#### PROBLEM TO SOLVE:
Go through the listing and write out all of it exactly.

#### INPUT RECORDS:
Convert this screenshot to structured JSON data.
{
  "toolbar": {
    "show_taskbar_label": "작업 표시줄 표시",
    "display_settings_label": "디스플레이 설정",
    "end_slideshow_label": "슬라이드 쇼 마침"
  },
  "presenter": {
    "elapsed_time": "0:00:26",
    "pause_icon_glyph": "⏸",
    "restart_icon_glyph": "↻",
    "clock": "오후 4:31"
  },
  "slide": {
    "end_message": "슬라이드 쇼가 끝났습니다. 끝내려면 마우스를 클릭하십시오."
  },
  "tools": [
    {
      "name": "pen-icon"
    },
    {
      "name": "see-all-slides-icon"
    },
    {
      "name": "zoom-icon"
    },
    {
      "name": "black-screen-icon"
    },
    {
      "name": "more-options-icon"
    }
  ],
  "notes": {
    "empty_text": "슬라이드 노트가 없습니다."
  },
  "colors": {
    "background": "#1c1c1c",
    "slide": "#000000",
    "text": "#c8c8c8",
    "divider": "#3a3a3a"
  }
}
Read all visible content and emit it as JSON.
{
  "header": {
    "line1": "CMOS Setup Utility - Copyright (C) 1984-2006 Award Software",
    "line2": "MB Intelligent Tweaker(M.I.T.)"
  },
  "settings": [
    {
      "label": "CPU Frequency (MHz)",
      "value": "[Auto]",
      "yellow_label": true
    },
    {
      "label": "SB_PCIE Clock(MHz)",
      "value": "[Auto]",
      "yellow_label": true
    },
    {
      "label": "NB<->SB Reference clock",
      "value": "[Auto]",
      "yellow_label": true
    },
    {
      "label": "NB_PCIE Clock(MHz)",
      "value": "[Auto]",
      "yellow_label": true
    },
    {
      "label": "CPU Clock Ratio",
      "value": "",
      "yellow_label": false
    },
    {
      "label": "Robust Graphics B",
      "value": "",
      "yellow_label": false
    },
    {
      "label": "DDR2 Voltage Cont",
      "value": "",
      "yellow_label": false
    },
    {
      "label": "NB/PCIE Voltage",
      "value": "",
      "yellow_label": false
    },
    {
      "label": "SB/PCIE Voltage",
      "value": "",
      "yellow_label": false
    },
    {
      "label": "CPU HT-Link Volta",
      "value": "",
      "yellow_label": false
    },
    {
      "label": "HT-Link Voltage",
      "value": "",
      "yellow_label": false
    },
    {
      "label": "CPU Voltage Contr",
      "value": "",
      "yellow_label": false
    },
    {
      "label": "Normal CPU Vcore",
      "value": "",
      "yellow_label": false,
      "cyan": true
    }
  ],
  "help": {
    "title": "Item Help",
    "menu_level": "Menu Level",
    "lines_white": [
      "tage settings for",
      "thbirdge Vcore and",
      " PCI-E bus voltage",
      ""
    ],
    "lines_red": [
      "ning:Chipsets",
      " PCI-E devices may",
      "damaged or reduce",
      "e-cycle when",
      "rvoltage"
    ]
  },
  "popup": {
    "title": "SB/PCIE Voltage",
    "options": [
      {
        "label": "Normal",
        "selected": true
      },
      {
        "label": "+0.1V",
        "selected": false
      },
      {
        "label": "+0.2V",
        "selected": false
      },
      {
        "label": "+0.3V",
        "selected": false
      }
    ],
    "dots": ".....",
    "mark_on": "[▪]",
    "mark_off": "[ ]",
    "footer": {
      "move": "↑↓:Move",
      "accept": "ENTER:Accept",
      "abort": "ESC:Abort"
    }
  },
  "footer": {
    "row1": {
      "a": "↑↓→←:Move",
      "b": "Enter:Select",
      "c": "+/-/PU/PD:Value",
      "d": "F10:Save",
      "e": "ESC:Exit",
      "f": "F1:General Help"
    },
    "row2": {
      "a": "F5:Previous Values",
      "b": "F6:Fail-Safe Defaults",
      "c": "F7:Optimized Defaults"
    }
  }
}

#### SOLUTION TO THIS EXERCISE:
Convert this screenshot to structured JSON data.
{
  "toolbar": {
    "show_taskbar_label": "작업 표시줄 표시",
    "display_settings_label": "디스플레이 설정",
    "end_slideshow_label": "슬라이드 쇼 마침"
  },
  "presenter": {
    "elapsed_time": "0:00:26",
    "pause_icon_glyph": "⏸",
    "restart_icon_glyph": "↻",
    "clock": "오후 4:31"
  },
  "slide": {
    "end_message": "슬라이드 쇼가 끝났습니다. 끝내려면 마우스를 클릭하십시오."
  },
  "tools": [
    {
      "name": "pen-icon"
    },
    {
      "name": "see-all-slides-icon"
    },
    {
      "name": "zoom-icon"
    },
    {
      "name": "black-screen-icon"
    },
    {
      "name": "more-options-icon"
    }
  ],
  "notes": {
    "empty_text": "슬라이드 노트가 없습니다."
  },
  "colors": {
    "background": "#1c1c1c",
    "slide": "#000000",
    "text": "#c8c8c8",
    "divider": "#3a3a3a"
  }
}
Read all visible content and emit it as JSON.
{
  "header": {
    "line1": "CMOS Setup Utility - Copyright (C) 1984-2006 Award Software",
    "line2": "MB Intelligent Tweaker(M.I.T.)"
  },
  "settings": [
    {
      "label": "CPU Frequency (MHz)",
      "value": "[Auto]",
      "yellow_label": true
    },
    {
      "label": "SB_PCIE Clock(MHz)",
      "value": "[Auto]",
      "yellow_label": true
    },
    {
      "label": "NB<->SB Reference clock",
      "value": "[Auto]",
      "yellow_label": true
    },
    {
      "label": "NB_PCIE Clock(MHz)",
      "value": "[Auto]",
      "yellow_label": true
    },
    {
      "label": "CPU Clock Ratio",
      "value": "",
      "yellow_label": false
    },
    {
      "label": "Robust Graphics B",
      "value": "",
      "yellow_label": false
    },
    {
      "label": "DDR2 Voltage Cont",
      "value": "",
      "yellow_label": false
    },
    {
      "label": "NB/PCIE Voltage",
      "value": "",
      "yellow_label": false
    },
    {
      "label": "SB/PCIE Voltage",
      "value": "",
      "yellow_label": false
    },
    {
      "label": "CPU HT-Link Volta",
      "value": "",
      "yellow_label": false
    },
    {
      "label": "HT-Link Voltage",
      "value": "",
      "yellow_label": false
    },
    {
      "label": "CPU Voltage Contr",
      "value": "",
      "yellow_label": false
    },
    {
      "label": "Normal CPU Vcore",
      "value": "",
      "yellow_label": false,
      "cyan": true
    }
  ],
  "help": {
    "title": "Item Help",
    "menu_level": "Menu Level",
    "lines_white": [
      "tage settings for",
      "thbirdge Vcore and",
      " PCI-E bus voltage",
      ""
    ],
    "lines_red": [
      "ning:Chipsets",
      " PCI-E devices may",
      "damaged or reduce",
      "e-cycle when",
      "rvoltage"
    ]
  },
  "popup": {
    "title": "SB/PCIE Voltage",
    "options": [
      {
        "label": "Normal",
        "selected": true
      },
      {
        "label": "+0.1V",
        "selected": false
      },
      {
        "label": "+0.2V",
        "selected": false
      },
      {
        "label": "+0.3V",
        "selected": false
      }
    ],
    "dots": ".....",
    "mark_on": "[▪]",
    "mark_off": "[ ]",
    "footer": {
      "move": "↑↓:Move",
      "accept": "ENTER:Accept",
      "abort": "ESC:Abort"
    }
  },
  "footer": {
    "row1": {
      "a": "↑↓→←:Move",
      "b": "Enter:Select",
      "c": "+/-/PU/PD:Value",
      "d": "F10:Save",
      "e": "ESC:Exit",
      "f": "F1:General Help"
    },
    "row2": {
      "a": "F5:Previous Values",
      "b": "F6:Fail-Safe Defaults",
      "c": "F7:Optimized Defaults"
    }
  }
}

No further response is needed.